» **Material provided**

§

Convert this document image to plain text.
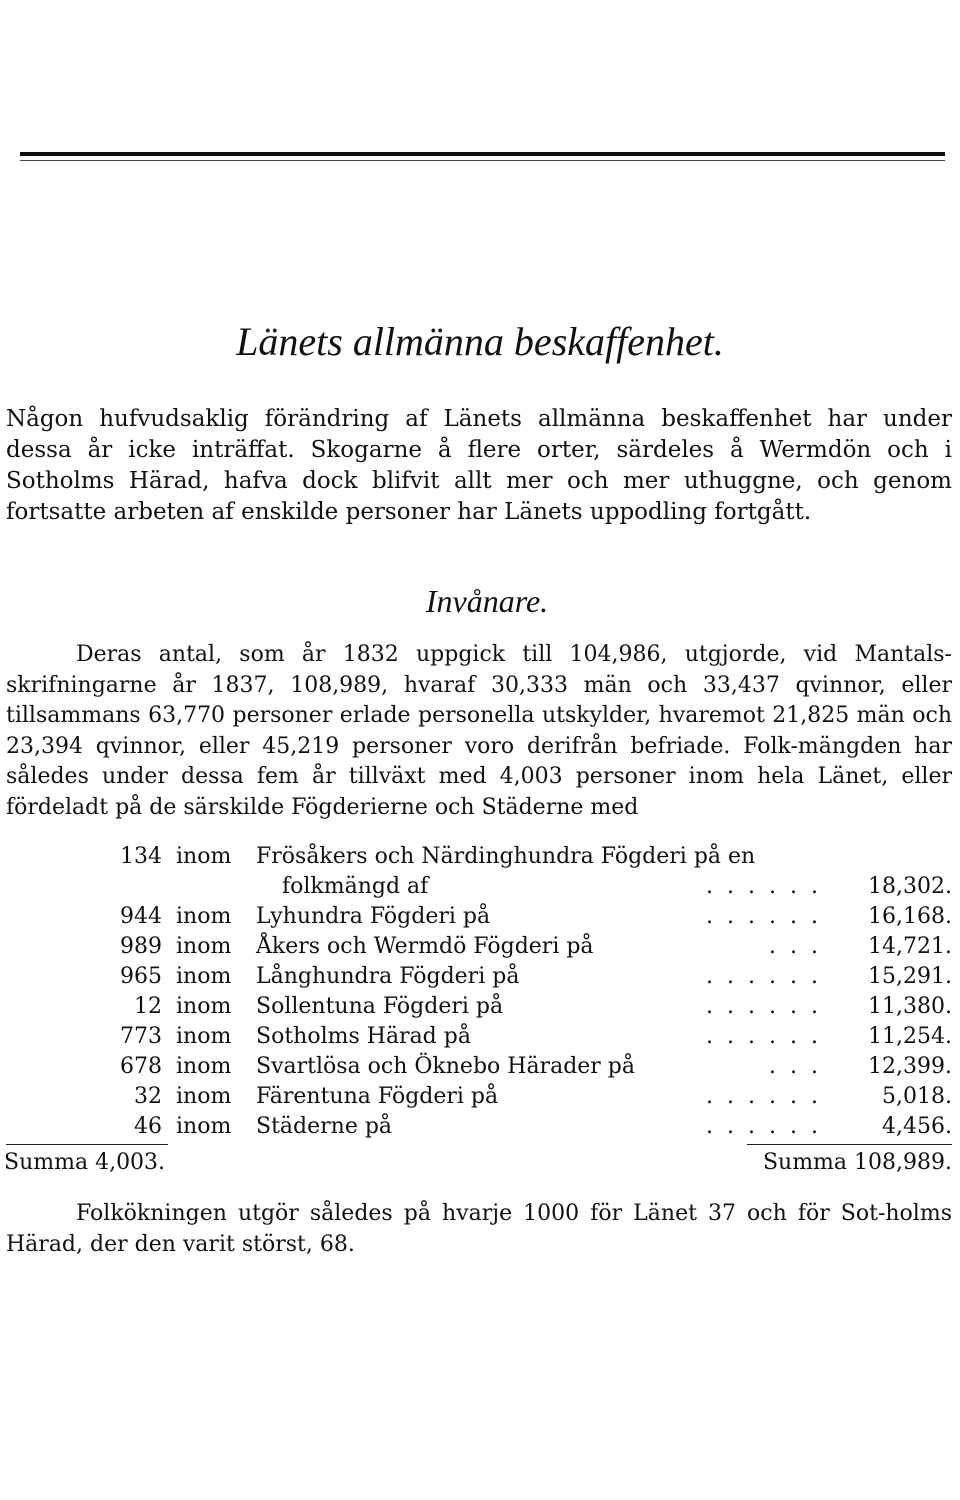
Länets allmänna beskaffenhet.

Någon hufvudsaklig förändring af Länets allmänna beskaffenhet har under dessa år icke inträffat. Skogarne å flere orter, särdeles å Wermdön och i Sotholms Härad, hafva dock blifvit allt mer och mer uthuggne, och genom fortsatte arbeten af enskilde personer har Länets uppodling fortgått.

Invånare.

Deras antal, som år 1832 uppgick till 104,986, utgjorde, vid Mantals-skrifningarne år 1837, 108,989, hvaraf 30,333 män och 33,437 qvinnor, eller tillsammans 63,770 personer erlade personella utskylder, hvaremot 21,825 män och 23,394 qvinnor, eller 45,219 personer voro derifrån befriade. Folk-mängden har således under dessa fem år tillväxt med 4,003 personer inom hela Länet, eller fördeladt på de särskilde Fögderierne och Städerne med

134 inom Frösåkers och Närdinghundra Fögderi på en
folkmängd af	...... 18,302.
944 inom Lyhundra Fögderi på	...... 16,168.
989 inom Åkers och Wermdö Fögderi på	... 14,721.
965 inom Långhundra Fögderi på	...... 15,291.
12 inom Sollentuna Fögderi på	...... 11,380.
773 inom Sotholms Härad på	...... 11,254.
678 inom Svartlösa och Öknebo Härader på	... 12,399.
32 inom Färentuna Fögderi på	...... 5,018.
46 inom Städerne på	...... 4,456.
Summa 4,003.	Summa 108,989.

Folkökningen utgör således på hvarje 1000 för Länet 37 och för Sot-holms Härad, der den varit störst, 68.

§

» **Exercise requirements**
Apart from the pictures, all of the data must be duplicated exactly as shown above.

» **Answer**
Convert this document image to plain text.
Länets allmänna beskaffenhet.

Någon hufvudsaklig förändring af Länets allmänna beskaffenhet har under dessa år icke inträffat. Skogarne å flere orter, särdeles å Wermdön och i Sotholms Härad, hafva dock blifvit allt mer och mer uthuggne, och genom fortsatte arbeten af enskilde personer har Länets uppodling fortgått.

Invånare.

Deras antal, som år 1832 uppgick till 104,986, utgjorde, vid Mantals-skrifningarne år 1837, 108,989, hvaraf 30,333 män och 33,437 qvinnor, eller tillsammans 63,770 personer erlade personella utskylder, hvaremot 21,825 män och 23,394 qvinnor, eller 45,219 personer voro derifrån befriade. Folk-mängden har således under dessa fem år tillväxt med 4,003 personer inom hela Länet, eller fördeladt på de särskilde Fögderierne och Städerne med

134 inom Frösåkers och Närdinghundra Fögderi på en
folkmängd af	...... 18,302.
944 inom Lyhundra Fögderi på	...... 16,168.
989 inom Åkers och Wermdö Fögderi på	... 14,721.
965 inom Långhundra Fögderi på	...... 15,291.
12 inom Sollentuna Fögderi på	...... 11,380.
773 inom Sotholms Härad på	...... 11,254.
678 inom Svartlösa och Öknebo Härader på	... 12,399.
32 inom Färentuna Fögderi på	...... 5,018.
46 inom Städerne på	...... 4,456.
Summa 4,003.	Summa 108,989.

Folkökningen utgör således på hvarje 1000 för Länet 37 och för Sot-holms Härad, der den varit störst, 68.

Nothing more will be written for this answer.